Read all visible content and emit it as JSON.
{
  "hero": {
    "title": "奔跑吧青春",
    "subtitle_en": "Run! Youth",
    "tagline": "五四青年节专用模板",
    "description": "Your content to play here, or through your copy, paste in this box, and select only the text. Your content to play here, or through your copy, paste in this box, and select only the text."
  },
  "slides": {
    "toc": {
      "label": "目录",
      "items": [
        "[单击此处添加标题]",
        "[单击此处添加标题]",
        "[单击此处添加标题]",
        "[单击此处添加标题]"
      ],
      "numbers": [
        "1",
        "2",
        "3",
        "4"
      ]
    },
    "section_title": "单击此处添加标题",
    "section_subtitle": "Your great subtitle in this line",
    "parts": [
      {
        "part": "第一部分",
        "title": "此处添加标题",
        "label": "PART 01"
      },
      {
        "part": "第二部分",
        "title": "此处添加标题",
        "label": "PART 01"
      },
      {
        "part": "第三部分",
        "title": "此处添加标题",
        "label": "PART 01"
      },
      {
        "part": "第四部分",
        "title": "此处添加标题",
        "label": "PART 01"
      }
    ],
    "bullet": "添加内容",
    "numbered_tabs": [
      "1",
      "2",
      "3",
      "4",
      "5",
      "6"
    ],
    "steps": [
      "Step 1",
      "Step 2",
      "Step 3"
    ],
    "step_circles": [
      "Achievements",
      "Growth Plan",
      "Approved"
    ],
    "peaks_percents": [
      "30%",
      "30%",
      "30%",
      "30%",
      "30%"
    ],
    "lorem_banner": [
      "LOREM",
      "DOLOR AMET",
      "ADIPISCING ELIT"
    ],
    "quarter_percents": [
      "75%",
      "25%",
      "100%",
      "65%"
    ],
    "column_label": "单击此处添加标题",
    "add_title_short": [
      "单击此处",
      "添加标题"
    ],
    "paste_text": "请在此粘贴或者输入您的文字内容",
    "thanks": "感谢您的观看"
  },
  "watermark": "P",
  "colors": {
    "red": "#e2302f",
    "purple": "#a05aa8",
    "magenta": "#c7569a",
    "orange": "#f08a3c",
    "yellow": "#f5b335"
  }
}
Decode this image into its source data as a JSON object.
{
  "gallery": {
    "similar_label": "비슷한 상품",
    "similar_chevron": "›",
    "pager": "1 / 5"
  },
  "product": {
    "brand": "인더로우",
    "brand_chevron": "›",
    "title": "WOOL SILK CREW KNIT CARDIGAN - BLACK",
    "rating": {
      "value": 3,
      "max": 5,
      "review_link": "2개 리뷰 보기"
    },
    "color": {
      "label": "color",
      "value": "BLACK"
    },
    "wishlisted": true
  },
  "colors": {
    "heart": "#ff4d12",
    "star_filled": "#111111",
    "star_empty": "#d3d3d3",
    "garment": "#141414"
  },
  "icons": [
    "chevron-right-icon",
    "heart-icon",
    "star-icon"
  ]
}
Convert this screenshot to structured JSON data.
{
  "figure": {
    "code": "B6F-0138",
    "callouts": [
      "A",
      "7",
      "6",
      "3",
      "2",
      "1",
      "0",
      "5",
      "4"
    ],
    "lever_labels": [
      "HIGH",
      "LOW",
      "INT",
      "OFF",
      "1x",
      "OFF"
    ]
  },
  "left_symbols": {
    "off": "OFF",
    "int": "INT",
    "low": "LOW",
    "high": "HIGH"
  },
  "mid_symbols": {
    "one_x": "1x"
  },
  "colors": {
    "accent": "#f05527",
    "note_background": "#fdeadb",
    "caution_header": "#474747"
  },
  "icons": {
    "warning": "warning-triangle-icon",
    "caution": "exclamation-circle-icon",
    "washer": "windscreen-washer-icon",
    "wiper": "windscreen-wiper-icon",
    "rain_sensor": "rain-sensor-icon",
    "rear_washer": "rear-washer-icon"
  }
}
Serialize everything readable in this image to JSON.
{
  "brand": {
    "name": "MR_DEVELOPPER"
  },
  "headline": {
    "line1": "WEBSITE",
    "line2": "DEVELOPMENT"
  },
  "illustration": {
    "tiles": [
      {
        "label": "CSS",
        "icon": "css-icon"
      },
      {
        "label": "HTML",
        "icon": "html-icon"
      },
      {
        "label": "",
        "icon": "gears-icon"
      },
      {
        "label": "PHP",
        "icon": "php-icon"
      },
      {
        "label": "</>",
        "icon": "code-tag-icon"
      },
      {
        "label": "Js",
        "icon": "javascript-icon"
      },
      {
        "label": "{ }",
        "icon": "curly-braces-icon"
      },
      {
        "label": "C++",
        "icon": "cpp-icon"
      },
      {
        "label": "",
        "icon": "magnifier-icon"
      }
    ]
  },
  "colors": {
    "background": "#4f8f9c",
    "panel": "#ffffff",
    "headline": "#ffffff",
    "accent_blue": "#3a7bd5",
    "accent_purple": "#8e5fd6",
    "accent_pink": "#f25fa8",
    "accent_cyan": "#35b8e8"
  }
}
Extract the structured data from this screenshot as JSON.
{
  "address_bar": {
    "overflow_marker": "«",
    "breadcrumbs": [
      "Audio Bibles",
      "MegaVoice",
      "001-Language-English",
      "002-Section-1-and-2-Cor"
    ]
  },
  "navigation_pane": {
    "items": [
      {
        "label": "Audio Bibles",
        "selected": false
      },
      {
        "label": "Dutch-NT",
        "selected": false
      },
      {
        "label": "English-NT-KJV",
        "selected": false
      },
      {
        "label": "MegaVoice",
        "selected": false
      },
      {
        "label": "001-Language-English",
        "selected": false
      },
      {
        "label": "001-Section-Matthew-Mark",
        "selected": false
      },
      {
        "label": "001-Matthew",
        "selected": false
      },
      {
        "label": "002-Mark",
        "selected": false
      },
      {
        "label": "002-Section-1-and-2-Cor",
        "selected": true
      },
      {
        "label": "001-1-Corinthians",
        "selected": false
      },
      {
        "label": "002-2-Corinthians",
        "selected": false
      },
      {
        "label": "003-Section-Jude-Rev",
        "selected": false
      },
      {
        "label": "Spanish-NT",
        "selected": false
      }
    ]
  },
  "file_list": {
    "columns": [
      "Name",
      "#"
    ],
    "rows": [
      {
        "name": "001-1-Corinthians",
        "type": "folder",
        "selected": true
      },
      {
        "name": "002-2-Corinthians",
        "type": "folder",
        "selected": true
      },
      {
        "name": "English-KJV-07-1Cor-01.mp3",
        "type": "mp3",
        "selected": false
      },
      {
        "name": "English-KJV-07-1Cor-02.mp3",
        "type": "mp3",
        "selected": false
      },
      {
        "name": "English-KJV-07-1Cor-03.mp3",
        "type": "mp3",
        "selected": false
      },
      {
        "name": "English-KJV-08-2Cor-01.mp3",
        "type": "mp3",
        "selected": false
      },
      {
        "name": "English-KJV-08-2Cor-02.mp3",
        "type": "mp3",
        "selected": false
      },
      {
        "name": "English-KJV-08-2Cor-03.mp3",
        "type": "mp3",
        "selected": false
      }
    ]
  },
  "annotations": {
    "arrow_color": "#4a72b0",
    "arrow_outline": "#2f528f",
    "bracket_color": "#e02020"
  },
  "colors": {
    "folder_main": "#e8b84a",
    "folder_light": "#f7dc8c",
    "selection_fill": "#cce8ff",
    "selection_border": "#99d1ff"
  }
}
※ ※ ※
▸ **Work required**
Examine the records and pull out every line where the string "screenshot" occurs.

▸ **The output**
Convert this screenshot to structured JSON data.
Extract the structured data from this screenshot as JSON.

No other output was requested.